**Work required**
Copy out each line of the data holding "文段出处".

[start of Extracted entries]

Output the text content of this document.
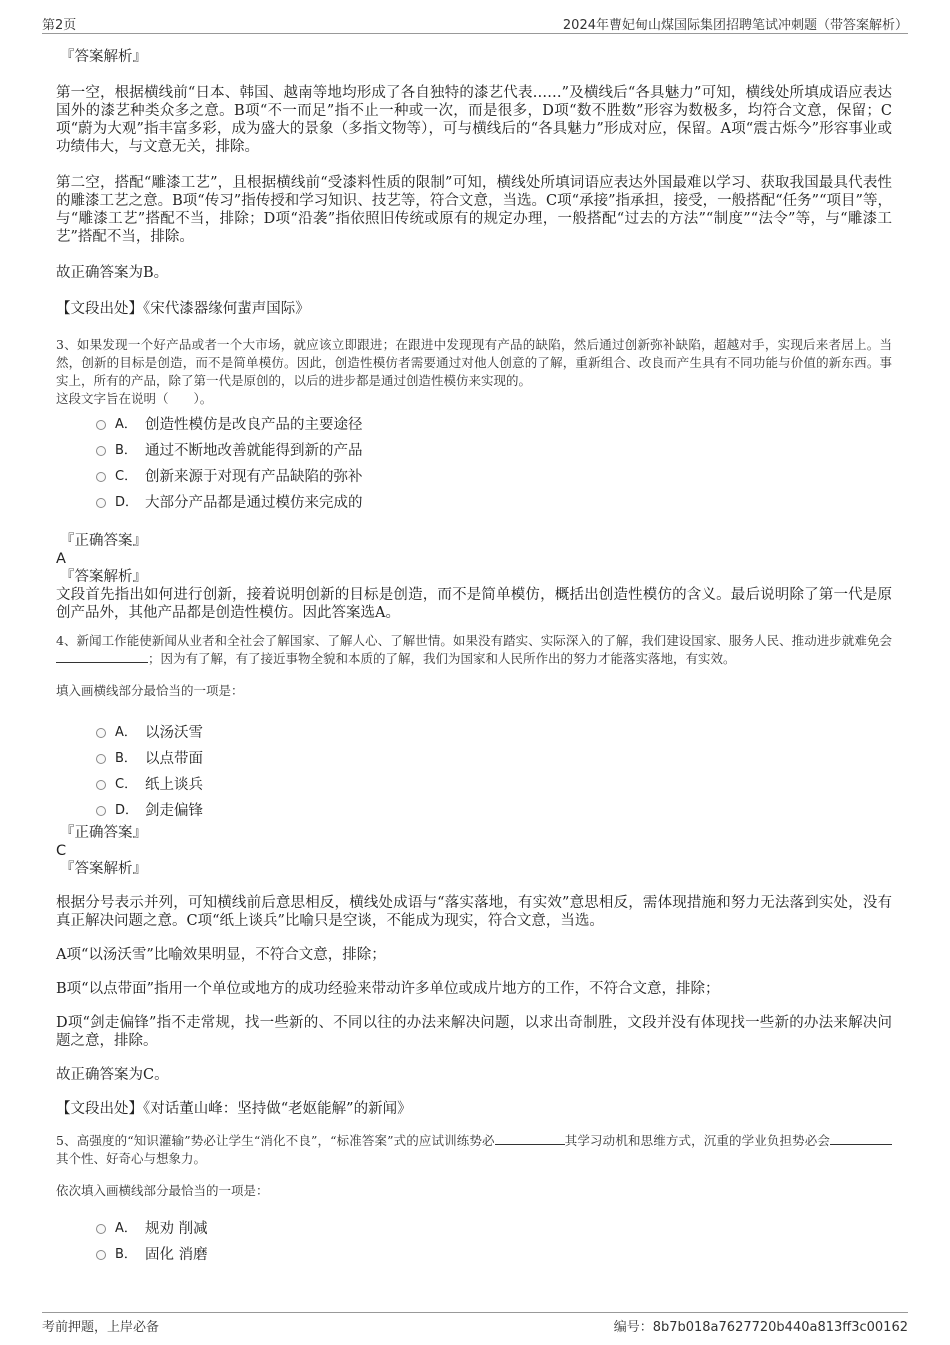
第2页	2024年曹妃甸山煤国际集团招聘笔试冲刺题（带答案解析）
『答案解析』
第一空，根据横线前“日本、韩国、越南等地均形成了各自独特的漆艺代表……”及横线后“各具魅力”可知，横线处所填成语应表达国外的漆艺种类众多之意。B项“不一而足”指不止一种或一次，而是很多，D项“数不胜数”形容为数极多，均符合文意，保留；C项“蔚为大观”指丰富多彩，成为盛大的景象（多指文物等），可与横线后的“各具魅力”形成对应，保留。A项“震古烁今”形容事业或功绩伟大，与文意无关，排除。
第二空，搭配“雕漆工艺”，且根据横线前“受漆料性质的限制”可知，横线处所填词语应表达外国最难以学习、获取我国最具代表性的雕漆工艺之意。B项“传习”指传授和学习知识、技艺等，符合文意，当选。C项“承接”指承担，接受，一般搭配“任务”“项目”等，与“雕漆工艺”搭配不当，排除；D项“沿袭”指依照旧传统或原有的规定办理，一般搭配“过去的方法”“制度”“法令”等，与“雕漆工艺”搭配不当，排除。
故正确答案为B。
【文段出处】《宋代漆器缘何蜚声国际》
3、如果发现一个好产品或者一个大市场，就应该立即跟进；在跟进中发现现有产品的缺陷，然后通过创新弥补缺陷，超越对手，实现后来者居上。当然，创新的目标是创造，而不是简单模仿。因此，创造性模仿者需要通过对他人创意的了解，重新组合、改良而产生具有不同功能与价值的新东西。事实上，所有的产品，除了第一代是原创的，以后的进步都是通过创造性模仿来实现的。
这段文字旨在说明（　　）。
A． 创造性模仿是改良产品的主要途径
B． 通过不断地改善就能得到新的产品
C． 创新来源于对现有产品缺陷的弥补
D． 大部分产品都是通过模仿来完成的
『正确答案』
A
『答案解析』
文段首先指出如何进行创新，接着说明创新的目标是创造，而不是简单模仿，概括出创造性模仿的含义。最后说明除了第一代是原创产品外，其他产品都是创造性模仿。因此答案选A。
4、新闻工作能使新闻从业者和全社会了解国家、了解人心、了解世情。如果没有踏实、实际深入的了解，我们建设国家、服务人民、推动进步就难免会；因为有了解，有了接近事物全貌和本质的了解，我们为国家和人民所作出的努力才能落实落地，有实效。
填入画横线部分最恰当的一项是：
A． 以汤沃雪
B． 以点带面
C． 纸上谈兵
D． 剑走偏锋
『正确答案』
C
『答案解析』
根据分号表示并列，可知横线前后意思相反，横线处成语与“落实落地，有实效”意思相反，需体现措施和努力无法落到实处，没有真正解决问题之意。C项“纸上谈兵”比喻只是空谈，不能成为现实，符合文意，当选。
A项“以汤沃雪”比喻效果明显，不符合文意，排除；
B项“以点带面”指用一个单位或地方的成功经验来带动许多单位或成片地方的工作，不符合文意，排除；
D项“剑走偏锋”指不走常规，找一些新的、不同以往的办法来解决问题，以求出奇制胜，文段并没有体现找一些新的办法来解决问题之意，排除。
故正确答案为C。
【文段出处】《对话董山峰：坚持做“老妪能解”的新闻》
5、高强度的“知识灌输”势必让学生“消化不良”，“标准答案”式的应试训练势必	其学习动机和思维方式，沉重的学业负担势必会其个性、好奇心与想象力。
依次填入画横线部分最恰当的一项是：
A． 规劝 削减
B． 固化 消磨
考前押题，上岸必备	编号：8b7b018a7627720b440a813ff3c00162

[end of Extracted entries]

**Exercise answer**
【文段出处】《宋代漆器缘何蜚声国际》
【文段出处】《对话董山峰：坚持做“老妪能解”的新闻》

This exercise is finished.